● **What needs to be done**
Write out, please, the line containing "Read out every word on this page." together with all lines after it, up to and including the last one, with no other output.

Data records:
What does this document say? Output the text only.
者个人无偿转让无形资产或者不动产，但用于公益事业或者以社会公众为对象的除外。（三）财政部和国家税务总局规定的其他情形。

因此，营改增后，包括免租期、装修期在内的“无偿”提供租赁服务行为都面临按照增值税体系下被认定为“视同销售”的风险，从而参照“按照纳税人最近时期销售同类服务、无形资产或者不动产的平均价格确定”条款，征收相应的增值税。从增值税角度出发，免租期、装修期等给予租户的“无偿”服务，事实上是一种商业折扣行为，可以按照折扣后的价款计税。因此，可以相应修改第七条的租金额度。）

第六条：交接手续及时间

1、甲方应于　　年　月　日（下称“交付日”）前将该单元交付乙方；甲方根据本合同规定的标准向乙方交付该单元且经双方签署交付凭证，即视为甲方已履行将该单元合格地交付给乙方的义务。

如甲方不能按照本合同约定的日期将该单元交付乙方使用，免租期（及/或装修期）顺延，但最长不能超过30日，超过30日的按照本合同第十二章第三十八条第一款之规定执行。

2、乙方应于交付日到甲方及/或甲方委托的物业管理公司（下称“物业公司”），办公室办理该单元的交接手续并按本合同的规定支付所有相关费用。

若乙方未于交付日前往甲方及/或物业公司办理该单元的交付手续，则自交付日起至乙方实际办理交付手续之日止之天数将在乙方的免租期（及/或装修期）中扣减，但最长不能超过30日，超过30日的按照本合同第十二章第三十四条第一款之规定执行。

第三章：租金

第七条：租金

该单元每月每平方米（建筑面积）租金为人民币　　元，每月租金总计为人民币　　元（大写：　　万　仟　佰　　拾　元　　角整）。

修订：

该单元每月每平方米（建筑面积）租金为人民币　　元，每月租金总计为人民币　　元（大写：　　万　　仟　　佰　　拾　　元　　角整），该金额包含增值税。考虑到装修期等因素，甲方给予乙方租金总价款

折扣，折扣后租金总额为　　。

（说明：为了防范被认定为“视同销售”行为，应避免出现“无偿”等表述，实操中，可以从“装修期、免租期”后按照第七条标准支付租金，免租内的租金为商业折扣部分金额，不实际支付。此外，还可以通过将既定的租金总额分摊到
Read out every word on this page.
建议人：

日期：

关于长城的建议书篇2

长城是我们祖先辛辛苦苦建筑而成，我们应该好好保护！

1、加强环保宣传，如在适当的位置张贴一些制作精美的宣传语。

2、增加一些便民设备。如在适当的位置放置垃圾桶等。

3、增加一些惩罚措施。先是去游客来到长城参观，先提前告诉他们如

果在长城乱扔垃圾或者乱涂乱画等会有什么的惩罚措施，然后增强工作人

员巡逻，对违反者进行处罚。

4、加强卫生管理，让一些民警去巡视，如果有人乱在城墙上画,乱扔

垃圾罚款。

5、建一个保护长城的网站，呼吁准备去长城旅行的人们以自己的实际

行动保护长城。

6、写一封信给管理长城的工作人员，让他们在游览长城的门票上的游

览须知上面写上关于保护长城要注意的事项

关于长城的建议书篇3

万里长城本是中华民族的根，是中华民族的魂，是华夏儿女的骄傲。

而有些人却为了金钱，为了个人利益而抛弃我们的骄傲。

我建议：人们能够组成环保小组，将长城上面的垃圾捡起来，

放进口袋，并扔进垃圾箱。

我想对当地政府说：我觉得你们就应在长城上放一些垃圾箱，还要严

● **The response**
Read out every word on this page.
建议人：

日期：

关于长城的建议书篇2

长城是我们祖先辛辛苦苦建筑而成，我们应该好好保护！

1、加强环保宣传，如在适当的位置张贴一些制作精美的宣传语。

2、增加一些便民设备。如在适当的位置放置垃圾桶等。

3、增加一些惩罚措施。先是去游客来到长城参观，先提前告诉他们如

果在长城乱扔垃圾或者乱涂乱画等会有什么的惩罚措施，然后增强工作人

员巡逻，对违反者进行处罚。

4、加强卫生管理，让一些民警去巡视，如果有人乱在城墙上画,乱扔

垃圾罚款。

5、建一个保护长城的网站，呼吁准备去长城旅行的人们以自己的实际

行动保护长城。

6、写一封信给管理长城的工作人员，让他们在游览长城的门票上的游

览须知上面写上关于保护长城要注意的事项

关于长城的建议书篇3

万里长城本是中华民族的根，是中华民族的魂，是华夏儿女的骄傲。

而有些人却为了金钱，为了个人利益而抛弃我们的骄傲。

我建议：人们能够组成环保小组，将长城上面的垃圾捡起来，

放进口袋，并扔进垃圾箱。

我想对当地政府说：我觉得你们就应在长城上放一些垃圾箱，还要严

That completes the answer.